■ Directions for this task: Search the listing below for the string "WOCHEN" and show each line that contains it.

(Dataset entries on figures)
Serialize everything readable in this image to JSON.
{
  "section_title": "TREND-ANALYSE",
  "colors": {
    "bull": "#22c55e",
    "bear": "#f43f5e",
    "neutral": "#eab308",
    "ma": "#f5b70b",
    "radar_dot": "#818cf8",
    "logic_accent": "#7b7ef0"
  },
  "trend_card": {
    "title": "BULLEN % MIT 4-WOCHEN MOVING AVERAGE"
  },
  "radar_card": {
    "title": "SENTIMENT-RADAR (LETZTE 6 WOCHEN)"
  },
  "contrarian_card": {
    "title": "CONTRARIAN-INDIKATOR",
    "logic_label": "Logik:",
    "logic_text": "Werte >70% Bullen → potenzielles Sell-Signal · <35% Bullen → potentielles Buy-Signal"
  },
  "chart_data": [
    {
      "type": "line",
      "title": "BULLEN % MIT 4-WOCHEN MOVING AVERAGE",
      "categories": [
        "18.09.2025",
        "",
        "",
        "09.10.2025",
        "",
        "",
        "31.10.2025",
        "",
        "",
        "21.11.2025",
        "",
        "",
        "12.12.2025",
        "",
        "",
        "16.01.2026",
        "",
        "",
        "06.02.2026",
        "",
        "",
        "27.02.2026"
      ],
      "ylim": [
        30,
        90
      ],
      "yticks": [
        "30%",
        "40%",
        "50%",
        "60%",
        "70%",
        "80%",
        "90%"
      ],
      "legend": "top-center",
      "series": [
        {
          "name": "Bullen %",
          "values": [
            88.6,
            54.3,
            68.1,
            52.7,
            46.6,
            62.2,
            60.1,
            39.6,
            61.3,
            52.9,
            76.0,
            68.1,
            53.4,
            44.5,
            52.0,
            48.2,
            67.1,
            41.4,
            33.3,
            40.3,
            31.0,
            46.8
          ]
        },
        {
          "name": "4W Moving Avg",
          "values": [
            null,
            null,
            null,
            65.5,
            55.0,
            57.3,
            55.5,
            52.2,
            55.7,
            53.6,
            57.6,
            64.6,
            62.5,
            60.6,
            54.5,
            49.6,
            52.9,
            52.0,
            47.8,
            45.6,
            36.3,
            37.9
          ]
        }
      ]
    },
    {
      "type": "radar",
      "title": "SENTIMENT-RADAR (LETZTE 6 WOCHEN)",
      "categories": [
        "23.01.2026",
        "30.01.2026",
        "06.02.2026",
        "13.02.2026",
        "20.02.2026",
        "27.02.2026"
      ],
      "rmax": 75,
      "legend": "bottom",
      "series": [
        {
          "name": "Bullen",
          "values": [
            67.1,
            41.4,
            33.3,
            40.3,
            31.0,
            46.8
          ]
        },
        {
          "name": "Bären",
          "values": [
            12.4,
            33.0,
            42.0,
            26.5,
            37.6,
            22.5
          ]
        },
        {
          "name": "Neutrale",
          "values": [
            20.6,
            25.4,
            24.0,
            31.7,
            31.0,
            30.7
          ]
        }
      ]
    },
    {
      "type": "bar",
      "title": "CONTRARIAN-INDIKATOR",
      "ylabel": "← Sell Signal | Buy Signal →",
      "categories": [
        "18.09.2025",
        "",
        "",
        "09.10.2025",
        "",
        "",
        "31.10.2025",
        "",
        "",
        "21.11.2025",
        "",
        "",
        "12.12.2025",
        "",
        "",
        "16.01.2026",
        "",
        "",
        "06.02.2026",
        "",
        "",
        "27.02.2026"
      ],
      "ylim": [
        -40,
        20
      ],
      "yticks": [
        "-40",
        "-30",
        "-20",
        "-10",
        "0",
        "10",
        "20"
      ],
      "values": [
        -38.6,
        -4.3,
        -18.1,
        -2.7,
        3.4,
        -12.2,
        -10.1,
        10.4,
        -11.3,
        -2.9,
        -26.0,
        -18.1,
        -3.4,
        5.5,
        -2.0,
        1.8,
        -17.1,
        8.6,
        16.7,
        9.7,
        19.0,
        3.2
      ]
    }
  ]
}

■ Complete answer:
    "title": "BULLEN % MIT 4-WOCHEN MOVING AVERAGE"
    "title": "SENTIMENT-RADAR (LETZTE 6 WOCHEN)"
      "title": "BULLEN % MIT 4-WOCHEN MOVING AVERAGE",
      "title": "SENTIMENT-RADAR (LETZTE 6 WOCHEN)",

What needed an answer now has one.